String str = "asdf";
String output = " ";
if(str.charAt(0) == '-'){
// What does it mean when it's equal to '-'?
output= "- exists in the first index of the String";
}
else {
output="- doesn't exists in the first index of the String";
}
System.out.println(output);
It checks if that char exists in index 0, it is a comparison.
As for if (c < '9'), the ascii values of c and 9 are compared. I don't know why you would check if ascii equivalent of c is smaller than ascii equivalent of '9' though.
If you want to get ascii value of any char, then you can:
char character = 'c';
int ascii = character;
System.out.println(ascii);
str.charAt(0) == '-'; returns a boolean , in this case false.
if (c < '9') compares ascii value of '3' with ascii value of '9' and return boolean again.
str.charAt(0) == '-'
This statement returns a true if the character at point 0 is '-' and false otherwise.
if (c < '9')

▸ **Requirement 1**
In the Java character comparison text, what does `str.charAt(0) == '-'` return when the string is "asdf"?
▸ **Requirement 2**
Pick up the Java character comparison text after its last line, `if (c < '9')`, and write a few more lines in the same style.
The entries after the Java character comparison text are separate material.

▸ **Dataset entries**

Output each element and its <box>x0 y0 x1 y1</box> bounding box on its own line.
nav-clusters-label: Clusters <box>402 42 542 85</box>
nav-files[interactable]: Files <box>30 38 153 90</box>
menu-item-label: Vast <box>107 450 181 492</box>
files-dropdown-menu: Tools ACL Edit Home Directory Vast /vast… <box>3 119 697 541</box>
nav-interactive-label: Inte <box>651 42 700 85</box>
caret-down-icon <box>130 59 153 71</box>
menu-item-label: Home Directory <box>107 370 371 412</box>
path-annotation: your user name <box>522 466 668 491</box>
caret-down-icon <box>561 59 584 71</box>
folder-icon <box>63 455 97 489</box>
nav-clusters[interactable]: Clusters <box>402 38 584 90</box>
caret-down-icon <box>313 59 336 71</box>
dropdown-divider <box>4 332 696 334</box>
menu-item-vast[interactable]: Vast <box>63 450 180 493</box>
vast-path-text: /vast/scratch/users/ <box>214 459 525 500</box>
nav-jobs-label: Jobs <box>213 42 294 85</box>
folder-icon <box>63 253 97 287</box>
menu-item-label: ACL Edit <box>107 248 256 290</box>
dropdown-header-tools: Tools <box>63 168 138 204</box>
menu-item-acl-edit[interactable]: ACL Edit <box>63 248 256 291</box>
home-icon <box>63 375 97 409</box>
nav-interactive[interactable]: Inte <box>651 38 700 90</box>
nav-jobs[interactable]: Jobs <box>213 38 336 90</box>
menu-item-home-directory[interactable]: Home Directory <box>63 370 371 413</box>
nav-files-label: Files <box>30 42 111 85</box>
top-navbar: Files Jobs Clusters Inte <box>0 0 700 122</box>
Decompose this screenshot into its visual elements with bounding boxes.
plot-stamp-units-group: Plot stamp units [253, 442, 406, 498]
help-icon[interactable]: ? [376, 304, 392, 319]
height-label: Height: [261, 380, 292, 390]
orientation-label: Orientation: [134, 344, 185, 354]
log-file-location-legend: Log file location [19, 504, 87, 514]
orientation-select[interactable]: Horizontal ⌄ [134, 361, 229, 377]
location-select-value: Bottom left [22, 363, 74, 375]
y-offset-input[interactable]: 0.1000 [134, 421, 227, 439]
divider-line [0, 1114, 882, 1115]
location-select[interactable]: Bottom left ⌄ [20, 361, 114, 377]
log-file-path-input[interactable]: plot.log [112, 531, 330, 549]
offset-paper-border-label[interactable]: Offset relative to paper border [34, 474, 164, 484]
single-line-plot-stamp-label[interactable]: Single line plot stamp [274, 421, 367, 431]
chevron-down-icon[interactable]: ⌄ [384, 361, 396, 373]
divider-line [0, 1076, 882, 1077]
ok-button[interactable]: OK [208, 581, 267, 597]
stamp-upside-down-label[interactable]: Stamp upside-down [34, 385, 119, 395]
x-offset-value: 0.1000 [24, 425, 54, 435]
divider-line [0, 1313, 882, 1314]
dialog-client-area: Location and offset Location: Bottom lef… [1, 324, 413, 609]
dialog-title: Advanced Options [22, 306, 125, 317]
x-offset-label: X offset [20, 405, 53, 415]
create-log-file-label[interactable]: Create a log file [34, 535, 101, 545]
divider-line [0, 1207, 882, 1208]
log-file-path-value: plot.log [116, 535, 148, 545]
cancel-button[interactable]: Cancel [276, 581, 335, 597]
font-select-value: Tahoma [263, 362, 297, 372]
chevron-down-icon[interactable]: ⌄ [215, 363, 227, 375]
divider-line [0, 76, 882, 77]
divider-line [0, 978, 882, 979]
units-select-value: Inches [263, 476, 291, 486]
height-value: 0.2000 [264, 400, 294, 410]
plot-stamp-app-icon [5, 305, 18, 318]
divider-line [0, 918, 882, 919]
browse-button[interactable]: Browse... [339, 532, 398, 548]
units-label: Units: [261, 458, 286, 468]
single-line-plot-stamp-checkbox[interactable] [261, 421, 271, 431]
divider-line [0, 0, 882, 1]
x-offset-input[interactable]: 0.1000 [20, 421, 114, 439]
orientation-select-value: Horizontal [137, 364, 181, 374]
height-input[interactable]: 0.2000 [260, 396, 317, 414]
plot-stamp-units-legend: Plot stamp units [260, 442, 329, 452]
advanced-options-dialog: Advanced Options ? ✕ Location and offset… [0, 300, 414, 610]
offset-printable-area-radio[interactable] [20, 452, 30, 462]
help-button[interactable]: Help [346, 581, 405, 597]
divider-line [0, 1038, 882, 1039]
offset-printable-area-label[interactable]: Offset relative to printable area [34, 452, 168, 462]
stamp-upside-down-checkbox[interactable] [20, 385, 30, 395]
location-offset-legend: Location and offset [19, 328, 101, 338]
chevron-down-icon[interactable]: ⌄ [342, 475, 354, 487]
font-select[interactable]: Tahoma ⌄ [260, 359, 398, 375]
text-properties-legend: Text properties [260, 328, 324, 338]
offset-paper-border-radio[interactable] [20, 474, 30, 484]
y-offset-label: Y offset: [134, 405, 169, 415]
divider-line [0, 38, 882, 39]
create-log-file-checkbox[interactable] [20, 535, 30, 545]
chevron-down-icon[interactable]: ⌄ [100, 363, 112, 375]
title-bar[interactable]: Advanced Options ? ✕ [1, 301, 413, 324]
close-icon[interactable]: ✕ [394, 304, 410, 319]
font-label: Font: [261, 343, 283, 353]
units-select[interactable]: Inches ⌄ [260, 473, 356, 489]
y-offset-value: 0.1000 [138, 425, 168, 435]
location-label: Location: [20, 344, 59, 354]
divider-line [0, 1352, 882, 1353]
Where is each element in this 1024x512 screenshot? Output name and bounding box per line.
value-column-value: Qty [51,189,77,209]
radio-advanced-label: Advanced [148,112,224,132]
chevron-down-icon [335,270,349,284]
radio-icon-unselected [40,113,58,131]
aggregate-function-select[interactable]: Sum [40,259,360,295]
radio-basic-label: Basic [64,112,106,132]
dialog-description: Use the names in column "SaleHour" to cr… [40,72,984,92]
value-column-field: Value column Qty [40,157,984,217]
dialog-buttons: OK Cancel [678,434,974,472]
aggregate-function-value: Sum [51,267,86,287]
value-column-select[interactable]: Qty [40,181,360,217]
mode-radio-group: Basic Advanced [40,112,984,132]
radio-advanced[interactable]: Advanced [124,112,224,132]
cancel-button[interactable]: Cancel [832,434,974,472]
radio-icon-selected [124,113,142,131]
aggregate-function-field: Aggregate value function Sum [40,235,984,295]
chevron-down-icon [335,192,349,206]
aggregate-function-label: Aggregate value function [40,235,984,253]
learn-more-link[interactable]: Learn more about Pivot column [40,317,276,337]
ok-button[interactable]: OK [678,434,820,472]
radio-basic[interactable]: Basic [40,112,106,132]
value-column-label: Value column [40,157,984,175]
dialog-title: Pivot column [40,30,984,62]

▸ **Task result 1**
It returns a boolean, in this case false.

▸ **Task result 2**
This compares the ascii value of c with the ascii value of '9' in this case 99 and 57 respectively.
Characters are a primitive type in Java, which means it is not a complex object. As a consequence, every time you're making a comparison between chars, you are directly comparing their values.
Java characters are defined according to the original unicode specification, which gives each character a 16-bit value. These are the values that Java is comparing when you are comparing something like c>'3' or str.charAt(0) == '-'.

What is that ('Z' - 'A')

In Currency.java file there is a line.
private static final int A_TO_Z = ('Z' - 'A') + 1;
What means is this? I didn't see this before. What is A_TO_Z's value and why it using 'Z' instead number.
With this expression you are treating chars as ints, using character's Unicode value instead of the character itself.
'Z' - 'A' + 1
Will become
90 - 65 + 1 (=26)
'Z' is a char with an integral value of 90.
'A' is a char with an integral value of 65.
90 - 65 + 1 = 26
Nasty. 'A' is the char literal for ASCII value of A (65 in decimal). 'Z' is 90. So A_TO_Z is 26, the number of letters in the English alphabet.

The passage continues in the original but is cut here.